TASK TO COMPLETE
Each record below is to be reproduced without any change.
--- Start DATASET ENTRIES ---
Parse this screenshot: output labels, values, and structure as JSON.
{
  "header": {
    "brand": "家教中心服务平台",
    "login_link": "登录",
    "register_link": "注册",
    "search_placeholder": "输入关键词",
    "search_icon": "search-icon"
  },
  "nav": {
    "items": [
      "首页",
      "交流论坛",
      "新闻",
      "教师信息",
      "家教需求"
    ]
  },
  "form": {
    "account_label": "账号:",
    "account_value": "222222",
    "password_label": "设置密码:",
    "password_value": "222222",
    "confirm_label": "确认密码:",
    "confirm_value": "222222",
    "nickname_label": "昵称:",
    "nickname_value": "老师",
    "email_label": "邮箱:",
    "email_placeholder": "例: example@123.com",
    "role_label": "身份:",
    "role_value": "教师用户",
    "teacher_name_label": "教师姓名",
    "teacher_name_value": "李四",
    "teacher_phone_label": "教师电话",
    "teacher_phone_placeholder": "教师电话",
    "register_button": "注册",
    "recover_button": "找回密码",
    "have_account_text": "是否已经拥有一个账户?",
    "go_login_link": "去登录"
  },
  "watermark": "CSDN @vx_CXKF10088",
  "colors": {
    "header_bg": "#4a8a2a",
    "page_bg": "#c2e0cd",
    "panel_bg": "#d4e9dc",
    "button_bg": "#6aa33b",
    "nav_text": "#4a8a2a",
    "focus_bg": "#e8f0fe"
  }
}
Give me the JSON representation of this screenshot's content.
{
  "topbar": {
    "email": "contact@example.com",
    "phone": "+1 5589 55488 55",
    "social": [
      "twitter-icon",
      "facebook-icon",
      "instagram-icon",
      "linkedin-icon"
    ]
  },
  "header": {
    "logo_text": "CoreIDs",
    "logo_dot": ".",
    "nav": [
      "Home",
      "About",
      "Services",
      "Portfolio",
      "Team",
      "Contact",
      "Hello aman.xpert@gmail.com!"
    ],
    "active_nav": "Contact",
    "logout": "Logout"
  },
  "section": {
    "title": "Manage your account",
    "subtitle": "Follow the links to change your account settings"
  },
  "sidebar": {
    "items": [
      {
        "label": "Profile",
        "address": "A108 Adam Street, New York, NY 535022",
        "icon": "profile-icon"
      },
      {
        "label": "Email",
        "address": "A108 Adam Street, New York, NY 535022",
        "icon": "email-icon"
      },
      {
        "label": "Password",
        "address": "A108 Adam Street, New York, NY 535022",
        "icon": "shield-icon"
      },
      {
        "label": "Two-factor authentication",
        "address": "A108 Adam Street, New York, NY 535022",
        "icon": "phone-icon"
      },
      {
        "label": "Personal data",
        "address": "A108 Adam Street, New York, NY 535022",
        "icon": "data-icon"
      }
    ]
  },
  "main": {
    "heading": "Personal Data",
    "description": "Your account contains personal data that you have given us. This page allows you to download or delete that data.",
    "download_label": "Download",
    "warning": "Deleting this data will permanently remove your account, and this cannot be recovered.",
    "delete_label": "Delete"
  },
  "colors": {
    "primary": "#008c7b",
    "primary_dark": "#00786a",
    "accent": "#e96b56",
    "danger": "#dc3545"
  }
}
--- End DATASET ENTRIES ---
ANSWER FOR THE TASK
Parse this screenshot: output labels, values, and structure as JSON.
{
  "header": {
    "brand": "家教中心服务平台",
    "login_link": "登录",
    "register_link": "注册",
    "search_placeholder": "输入关键词",
    "search_icon": "search-icon"
  },
  "nav": {
    "items": [
      "首页",
      "交流论坛",
      "新闻",
      "教师信息",
      "家教需求"
    ]
  },
  "form": {
    "account_label": "账号:",
    "account_value": "222222",
    "password_label": "设置密码:",
    "password_value": "222222",
    "confirm_label": "确认密码:",
    "confirm_value": "222222",
    "nickname_label": "昵称:",
    "nickname_value": "老师",
    "email_label": "邮箱:",
    "email_placeholder": "例: example@123.com",
    "role_label": "身份:",
    "role_value": "教师用户",
    "teacher_name_label": "教师姓名",
    "teacher_name_value": "李四",
    "teacher_phone_label": "教师电话",
    "teacher_phone_placeholder": "教师电话",
    "register_button": "注册",
    "recover_button": "找回密码",
    "have_account_text": "是否已经拥有一个账户?",
    "go_login_link": "去登录"
  },
  "watermark": "CSDN @vx_CXKF10088",
  "colors": {
    "header_bg": "#4a8a2a",
    "page_bg": "#c2e0cd",
    "panel_bg": "#d4e9dc",
    "button_bg": "#6aa33b",
    "nav_text": "#4a8a2a",
    "focus_bg": "#e8f0fe"
  }
}
Give me the JSON representation of this screenshot's content.
{
  "topbar": {
    "email": "contact@example.com",
    "phone": "+1 5589 55488 55",
    "social": [
      "twitter-icon",
      "facebook-icon",
      "instagram-icon",
      "linkedin-icon"
    ]
  },
  "header": {
    "logo_text": "CoreIDs",
    "logo_dot": ".",
    "nav": [
      "Home",
      "About",
      "Services",
      "Portfolio",
      "Team",
      "Contact",
      "Hello aman.xpert@gmail.com!"
    ],
    "active_nav": "Contact",
    "logout": "Logout"
  },
  "section": {
    "title": "Manage your account",
    "subtitle": "Follow the links to change your account settings"
  },
  "sidebar": {
    "items": [
      {
        "label": "Profile",
        "address": "A108 Adam Street, New York, NY 535022",
        "icon": "profile-icon"
      },
      {
        "label": "Email",
        "address": "A108 Adam Street, New York, NY 535022",
        "icon": "email-icon"
      },
      {
        "label": "Password",
        "address": "A108 Adam Street, New York, NY 535022",
        "icon": "shield-icon"
      },
      {
        "label": "Two-factor authentication",
        "address": "A108 Adam Street, New York, NY 535022",
        "icon": "phone-icon"
      },
      {
        "label": "Personal data",
        "address": "A108 Adam Street, New York, NY 535022",
        "icon": "data-icon"
      }
    ]
  },
  "main": {
    "heading": "Personal Data",
    "description": "Your account contains personal data that you have given us. This page allows you to download or delete that data.",
    "download_label": "Download",
    "warning": "Deleting this data will permanently remove your account, and this cannot be recovered.",
    "delete_label": "Delete"
  },
  "colors": {
    "primary": "#008c7b",
    "primary_dark": "#00786a",
    "accent": "#e96b56",
    "danger": "#dc3545"
  }
}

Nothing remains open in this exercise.